About this exercise: Report back the lines in this listing that carry the string "Anti".

Entries supplied:

===============

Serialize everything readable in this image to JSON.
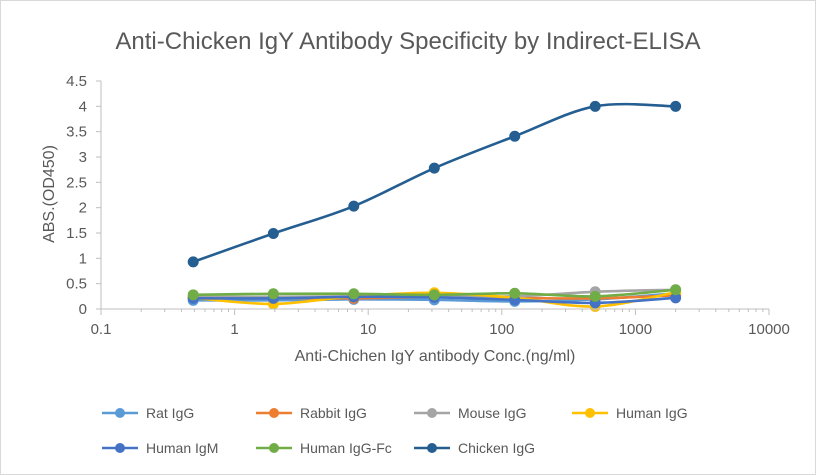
{
  "chart_data": {
    "type": "line",
    "title": "Anti-Chicken IgY Antibody Specificity by Indirect-ELISA",
    "xlabel": "Anti-Chichen IgY antibody Conc.(ng/ml)",
    "ylabel": "ABS.(OD450)",
    "xscale": "log",
    "xlim": [
      0.1,
      10000
    ],
    "ylim": [
      0,
      4.5
    ],
    "x_ticks": [
      0.1,
      1,
      10,
      100,
      1000,
      10000
    ],
    "x_tick_labels": [
      "0.1",
      "1",
      "10",
      "100",
      "1000",
      "10000"
    ],
    "y_ticks": [
      0,
      0.5,
      1,
      1.5,
      2,
      2.5,
      3,
      3.5,
      4,
      4.5
    ],
    "y_tick_labels": [
      "0",
      "0.5",
      "1",
      "1.5",
      "2",
      "2.5",
      "3",
      "3.5",
      "4",
      "4.5"
    ],
    "legend_position": "bottom",
    "x": [
      0.49,
      1.95,
      7.8,
      31.25,
      125,
      500,
      2000
    ],
    "series": [
      {
        "name": "Rat IgG",
        "color": "#5b9bd5",
        "values": [
          0.17,
          0.17,
          0.19,
          0.18,
          0.15,
          0.19,
          0.31
        ]
      },
      {
        "name": "Rabbit IgG",
        "color": "#ed7d31",
        "values": [
          0.22,
          0.22,
          0.21,
          0.24,
          0.22,
          0.21,
          0.27
        ]
      },
      {
        "name": "Mouse IgG",
        "color": "#a5a5a5",
        "values": [
          0.24,
          0.24,
          0.25,
          0.25,
          0.25,
          0.34,
          0.38
        ]
      },
      {
        "name": "Human IgG",
        "color": "#ffc000",
        "values": [
          0.22,
          0.1,
          0.25,
          0.32,
          0.22,
          0.05,
          0.33
        ]
      },
      {
        "name": "Human IgM",
        "color": "#4472c4",
        "values": [
          0.21,
          0.21,
          0.24,
          0.23,
          0.18,
          0.12,
          0.22
        ]
      },
      {
        "name": "Human IgG-Fc",
        "color": "#70ad47",
        "values": [
          0.28,
          0.3,
          0.3,
          0.28,
          0.31,
          0.25,
          0.38
        ]
      },
      {
        "name": "Chicken IgG",
        "color": "#255e91",
        "values": [
          0.93,
          1.49,
          2.03,
          2.78,
          3.41,
          4.0,
          4.0
        ]
      }
    ]
  }
}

===============

Completed task:
    "title": "Anti-Chicken IgY Antibody Specificity by Indirect-ELISA",
    "xlabel": "Anti-Chichen IgY antibody Conc.(ng/ml)",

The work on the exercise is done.